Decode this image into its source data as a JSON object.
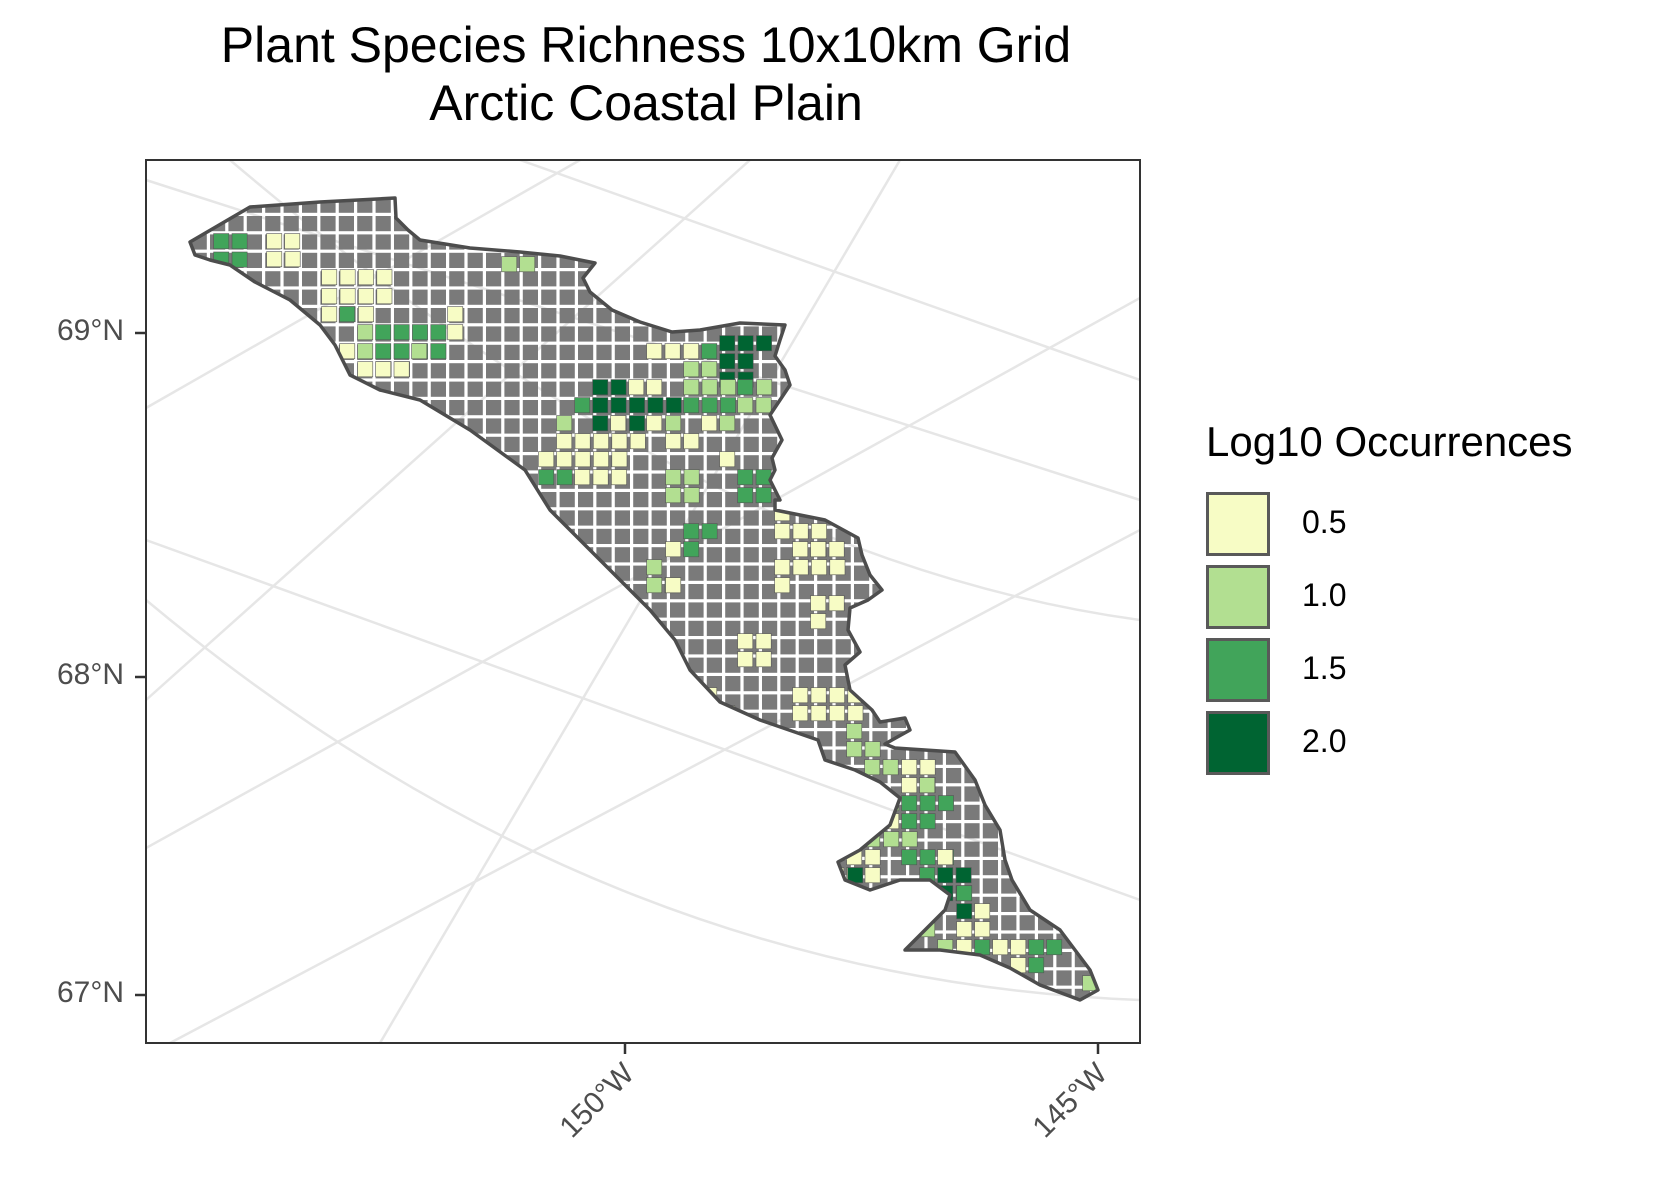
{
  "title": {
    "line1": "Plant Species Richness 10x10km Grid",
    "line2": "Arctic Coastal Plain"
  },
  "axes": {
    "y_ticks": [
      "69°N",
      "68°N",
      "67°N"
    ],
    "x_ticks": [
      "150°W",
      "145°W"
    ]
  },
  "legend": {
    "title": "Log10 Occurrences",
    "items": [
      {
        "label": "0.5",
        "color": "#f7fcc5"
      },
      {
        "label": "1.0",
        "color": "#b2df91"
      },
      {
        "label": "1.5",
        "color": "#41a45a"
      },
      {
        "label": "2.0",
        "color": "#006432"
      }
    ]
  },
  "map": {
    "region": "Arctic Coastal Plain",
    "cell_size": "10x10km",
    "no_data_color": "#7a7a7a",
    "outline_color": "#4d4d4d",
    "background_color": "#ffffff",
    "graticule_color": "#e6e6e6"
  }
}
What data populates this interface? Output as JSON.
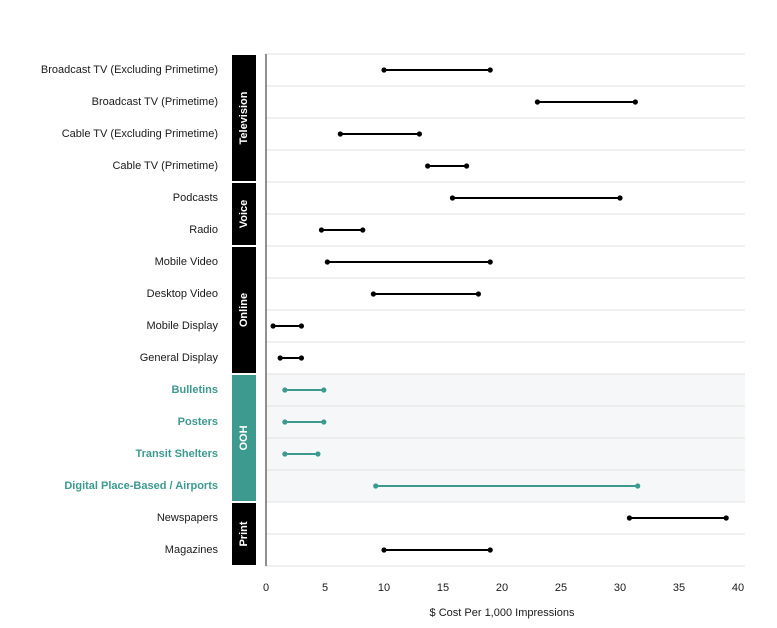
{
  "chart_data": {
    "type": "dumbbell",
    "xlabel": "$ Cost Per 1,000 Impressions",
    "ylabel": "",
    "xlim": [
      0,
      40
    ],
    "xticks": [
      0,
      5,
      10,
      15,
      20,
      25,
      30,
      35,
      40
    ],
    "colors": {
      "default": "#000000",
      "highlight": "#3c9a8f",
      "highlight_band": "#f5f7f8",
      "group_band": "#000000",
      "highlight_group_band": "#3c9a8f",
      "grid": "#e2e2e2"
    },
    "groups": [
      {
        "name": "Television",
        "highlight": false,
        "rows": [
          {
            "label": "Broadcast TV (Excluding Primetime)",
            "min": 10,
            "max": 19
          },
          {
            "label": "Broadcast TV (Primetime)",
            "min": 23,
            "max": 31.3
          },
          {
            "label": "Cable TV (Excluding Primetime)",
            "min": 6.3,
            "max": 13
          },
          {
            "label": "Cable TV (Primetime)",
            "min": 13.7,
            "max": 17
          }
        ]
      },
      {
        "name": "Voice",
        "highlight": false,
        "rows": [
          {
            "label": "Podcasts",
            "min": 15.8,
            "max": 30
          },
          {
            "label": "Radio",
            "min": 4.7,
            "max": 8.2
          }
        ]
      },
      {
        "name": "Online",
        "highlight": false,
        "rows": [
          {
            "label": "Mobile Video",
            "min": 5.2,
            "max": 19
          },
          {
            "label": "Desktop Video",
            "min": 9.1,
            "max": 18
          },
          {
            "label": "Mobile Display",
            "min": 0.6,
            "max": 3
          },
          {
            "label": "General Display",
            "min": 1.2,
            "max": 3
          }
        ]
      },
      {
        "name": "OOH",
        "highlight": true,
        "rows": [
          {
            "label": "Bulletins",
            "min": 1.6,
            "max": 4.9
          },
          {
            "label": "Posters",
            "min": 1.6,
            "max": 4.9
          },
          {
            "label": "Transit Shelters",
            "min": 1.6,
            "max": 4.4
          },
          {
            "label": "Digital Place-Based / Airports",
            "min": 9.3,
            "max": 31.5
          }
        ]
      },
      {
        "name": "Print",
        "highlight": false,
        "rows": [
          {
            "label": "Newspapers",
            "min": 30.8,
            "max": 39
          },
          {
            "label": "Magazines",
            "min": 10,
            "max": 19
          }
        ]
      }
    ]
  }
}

○ ○ ○ ○ ○ ○ ○

*WRITTEN TASK*. Quote the full listing above word for word; exclude every picture from the copy.

*RESPONSE TO THE TASK*.
Decode this image into its source data as a JSON object.
{
  "title": {
    "line1": "Plant Species Richness 10x10km Grid",
    "line2": "Arctic Coastal Plain"
  },
  "axes": {
    "y_ticks": [
      "69°N",
      "68°N",
      "67°N"
    ],
    "x_ticks": [
      "150°W",
      "145°W"
    ]
  },
  "legend": {
    "title": "Log10 Occurrences",
    "items": [
      {
        "label": "0.5",
        "color": "#f7fcc5"
      },
      {
        "label": "1.0",
        "color": "#b2df91"
      },
      {
        "label": "1.5",
        "color": "#41a45a"
      },
      {
        "label": "2.0",
        "color": "#006432"
      }
    ]
  },
  "map": {
    "region": "Arctic Coastal Plain",
    "cell_size": "10x10km",
    "no_data_color": "#7a7a7a",
    "outline_color": "#4d4d4d",
    "background_color": "#ffffff",
    "graticule_color": "#e6e6e6"
  }
}
What data populates this interface? Output as JSON.
{
  "chart_data": {
    "type": "dumbbell",
    "xlabel": "$ Cost Per 1,000 Impressions",
    "ylabel": "",
    "xlim": [
      0,
      40
    ],
    "xticks": [
      0,
      5,
      10,
      15,
      20,
      25,
      30,
      35,
      40
    ],
    "colors": {
      "default": "#000000",
      "highlight": "#3c9a8f",
      "highlight_band": "#f5f7f8",
      "group_band": "#000000",
      "highlight_group_band": "#3c9a8f",
      "grid": "#e2e2e2"
    },
    "groups": [
      {
        "name": "Television",
        "highlight": false,
        "rows": [
          {
            "label": "Broadcast TV (Excluding Primetime)",
            "min": 10,
            "max": 19
          },
          {
            "label": "Broadcast TV (Primetime)",
            "min": 23,
            "max": 31.3
          },
          {
            "label": "Cable TV (Excluding Primetime)",
            "min": 6.3,
            "max": 13
          },
          {
            "label": "Cable TV (Primetime)",
            "min": 13.7,
            "max": 17
          }
        ]
      },
      {
        "name": "Voice",
        "highlight": false,
        "rows": [
          {
            "label": "Podcasts",
            "min": 15.8,
            "max": 30
          },
          {
            "label": "Radio",
            "min": 4.7,
            "max": 8.2
          }
        ]
      },
      {
        "name": "Online",
        "highlight": false,
        "rows": [
          {
            "label": "Mobile Video",
            "min": 5.2,
            "max": 19
          },
          {
            "label": "Desktop Video",
            "min": 9.1,
            "max": 18
          },
          {
            "label": "Mobile Display",
            "min": 0.6,
            "max": 3
          },
          {
            "label": "General Display",
            "min": 1.2,
            "max": 3
          }
        ]
      },
      {
        "name": "OOH",
        "highlight": true,
        "rows": [
          {
            "label": "Bulletins",
            "min": 1.6,
            "max": 4.9
          },
          {
            "label": "Posters",
            "min": 1.6,
            "max": 4.9
          },
          {
            "label": "Transit Shelters",
            "min": 1.6,
            "max": 4.4
          },
          {
            "label": "Digital Place-Based / Airports",
            "min": 9.3,
            "max": 31.5
          }
        ]
      },
      {
        "name": "Print",
        "highlight": false,
        "rows": [
          {
            "label": "Newspapers",
            "min": 30.8,
            "max": 39
          },
          {
            "label": "Magazines",
            "min": 10,
            "max": 19
          }
        ]
      }
    ]
  }
}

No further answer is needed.